# Start of DATA TO PROCESS

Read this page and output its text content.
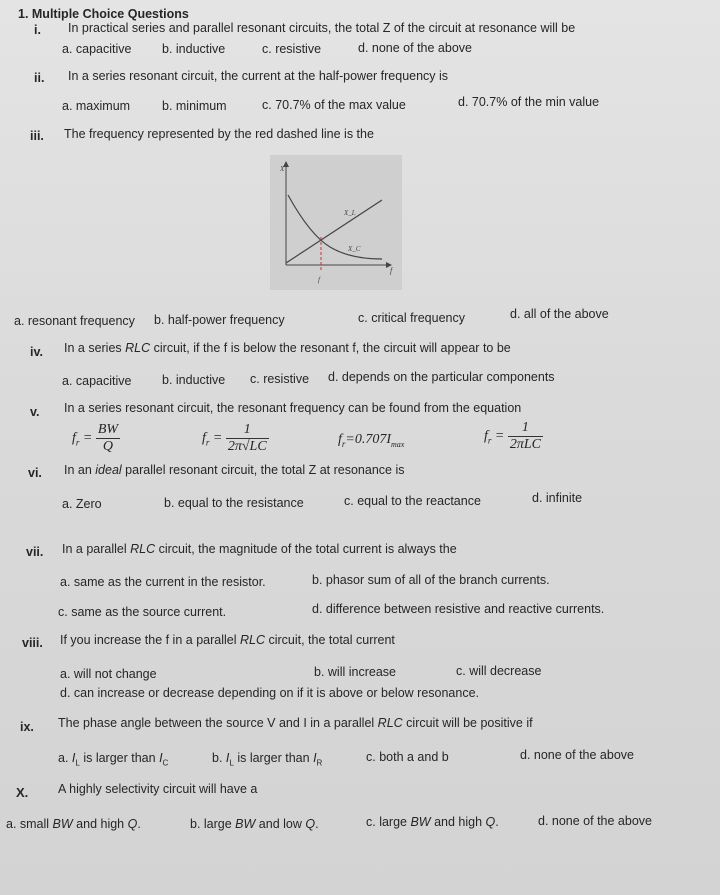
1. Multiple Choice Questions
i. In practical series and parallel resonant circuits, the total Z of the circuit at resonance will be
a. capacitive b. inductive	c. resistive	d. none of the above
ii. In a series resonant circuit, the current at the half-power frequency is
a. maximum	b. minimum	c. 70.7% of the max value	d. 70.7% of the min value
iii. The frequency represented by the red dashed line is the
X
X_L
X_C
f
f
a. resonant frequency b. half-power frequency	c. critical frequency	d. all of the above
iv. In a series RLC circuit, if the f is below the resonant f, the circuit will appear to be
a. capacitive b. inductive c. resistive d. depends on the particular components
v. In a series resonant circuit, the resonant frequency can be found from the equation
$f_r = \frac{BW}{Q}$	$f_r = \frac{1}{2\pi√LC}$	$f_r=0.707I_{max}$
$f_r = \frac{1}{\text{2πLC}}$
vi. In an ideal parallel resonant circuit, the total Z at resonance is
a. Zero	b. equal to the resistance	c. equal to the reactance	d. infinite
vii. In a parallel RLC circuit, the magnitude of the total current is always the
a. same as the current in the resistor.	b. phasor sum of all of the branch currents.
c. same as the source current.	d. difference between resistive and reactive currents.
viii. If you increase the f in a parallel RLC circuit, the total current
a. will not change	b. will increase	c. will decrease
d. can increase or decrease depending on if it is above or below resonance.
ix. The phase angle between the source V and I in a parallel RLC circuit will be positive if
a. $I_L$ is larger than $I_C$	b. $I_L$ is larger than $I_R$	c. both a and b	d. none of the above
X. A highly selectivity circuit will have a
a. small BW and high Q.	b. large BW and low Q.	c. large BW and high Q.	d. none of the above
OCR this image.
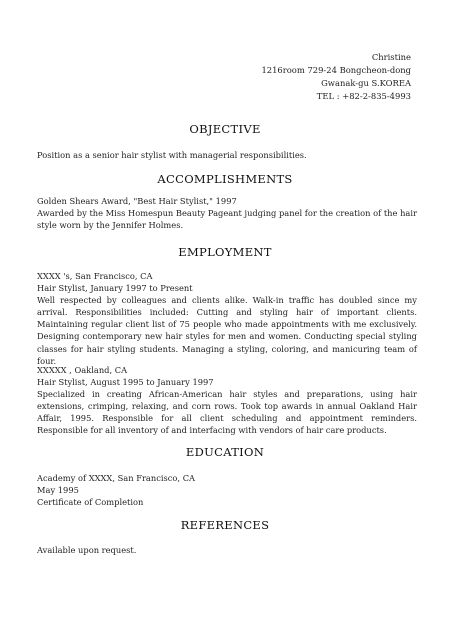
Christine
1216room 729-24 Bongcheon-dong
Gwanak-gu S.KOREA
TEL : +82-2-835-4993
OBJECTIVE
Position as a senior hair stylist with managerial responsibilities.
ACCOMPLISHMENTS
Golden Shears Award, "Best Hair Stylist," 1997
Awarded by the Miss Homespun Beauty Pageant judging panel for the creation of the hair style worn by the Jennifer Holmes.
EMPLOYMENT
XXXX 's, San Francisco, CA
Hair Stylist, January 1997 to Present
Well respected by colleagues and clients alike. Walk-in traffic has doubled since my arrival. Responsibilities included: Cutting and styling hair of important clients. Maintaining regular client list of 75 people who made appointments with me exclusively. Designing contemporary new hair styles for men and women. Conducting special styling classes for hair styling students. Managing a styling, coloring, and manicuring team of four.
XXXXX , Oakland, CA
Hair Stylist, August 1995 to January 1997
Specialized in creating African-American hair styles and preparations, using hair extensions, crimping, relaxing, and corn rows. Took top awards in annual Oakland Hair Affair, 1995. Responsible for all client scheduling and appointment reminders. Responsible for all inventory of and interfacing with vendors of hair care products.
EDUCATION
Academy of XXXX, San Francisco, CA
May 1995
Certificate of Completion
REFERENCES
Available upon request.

# End of DATA TO PROCESS

▶ DESCRIPTION OF THE TASK
Copy the records exactly. Skip the pictures.

▶ ANSWER BELOW
Read this page and output its text content.
1. Multiple Choice Questions
i. In practical series and parallel resonant circuits, the total Z of the circuit at resonance will be
a. capacitive b. inductive	c. resistive	d. none of the above
ii. In a series resonant circuit, the current at the half-power frequency is
a. maximum	b. minimum	c. 70.7% of the max value	d. 70.7% of the min value
iii. The frequency represented by the red dashed line is the
X
X_L
X_C
f
f
a. resonant frequency b. half-power frequency	c. critical frequency	d. all of the above
iv. In a series RLC circuit, if the f is below the resonant f, the circuit will appear to be
a. capacitive b. inductive c. resistive d. depends on the particular components
v. In a series resonant circuit, the resonant frequency can be found from the equation
$f_r = \frac{BW}{Q}$	$f_r = \frac{1}{2\pi√LC}$	$f_r=0.707I_{max}$
$f_r = \frac{1}{\text{2πLC}}$
vi. In an ideal parallel resonant circuit, the total Z at resonance is
a. Zero	b. equal to the resistance	c. equal to the reactance	d. infinite
vii. In a parallel RLC circuit, the magnitude of the total current is always the
a. same as the current in the resistor.	b. phasor sum of all of the branch currents.
c. same as the source current.	d. difference between resistive and reactive currents.
viii. If you increase the f in a parallel RLC circuit, the total current
a. will not change	b. will increase	c. will decrease
d. can increase or decrease depending on if it is above or below resonance.
ix. The phase angle between the source V and I in a parallel RLC circuit will be positive if
a. $I_L$ is larger than $I_C$	b. $I_L$ is larger than $I_R$	c. both a and b	d. none of the above
X. A highly selectivity circuit will have a
a. small BW and high Q.	b. large BW and low Q.	c. large BW and high Q.	d. none of the above
OCR this image.
Christine
1216room 729-24 Bongcheon-dong
Gwanak-gu S.KOREA
TEL : +82-2-835-4993
OBJECTIVE
Position as a senior hair stylist with managerial responsibilities.
ACCOMPLISHMENTS
Golden Shears Award, "Best Hair Stylist," 1997
Awarded by the Miss Homespun Beauty Pageant judging panel for the creation of the hair style worn by the Jennifer Holmes.
EMPLOYMENT
XXXX 's, San Francisco, CA
Hair Stylist, January 1997 to Present
Well respected by colleagues and clients alike. Walk-in traffic has doubled since my arrival. Responsibilities included: Cutting and styling hair of important clients. Maintaining regular client list of 75 people who made appointments with me exclusively. Designing contemporary new hair styles for men and women. Conducting special styling classes for hair styling students. Managing a styling, coloring, and manicuring team of four.
XXXXX , Oakland, CA
Hair Stylist, August 1995 to January 1997
Specialized in creating African-American hair styles and preparations, using hair extensions, crimping, relaxing, and corn rows. Took top awards in annual Oakland Hair Affair, 1995. Responsible for all client scheduling and appointment reminders. Responsible for all inventory of and interfacing with vendors of hair care products.
EDUCATION
Academy of XXXX, San Francisco, CA
May 1995
Certificate of Completion
REFERENCES
Available upon request.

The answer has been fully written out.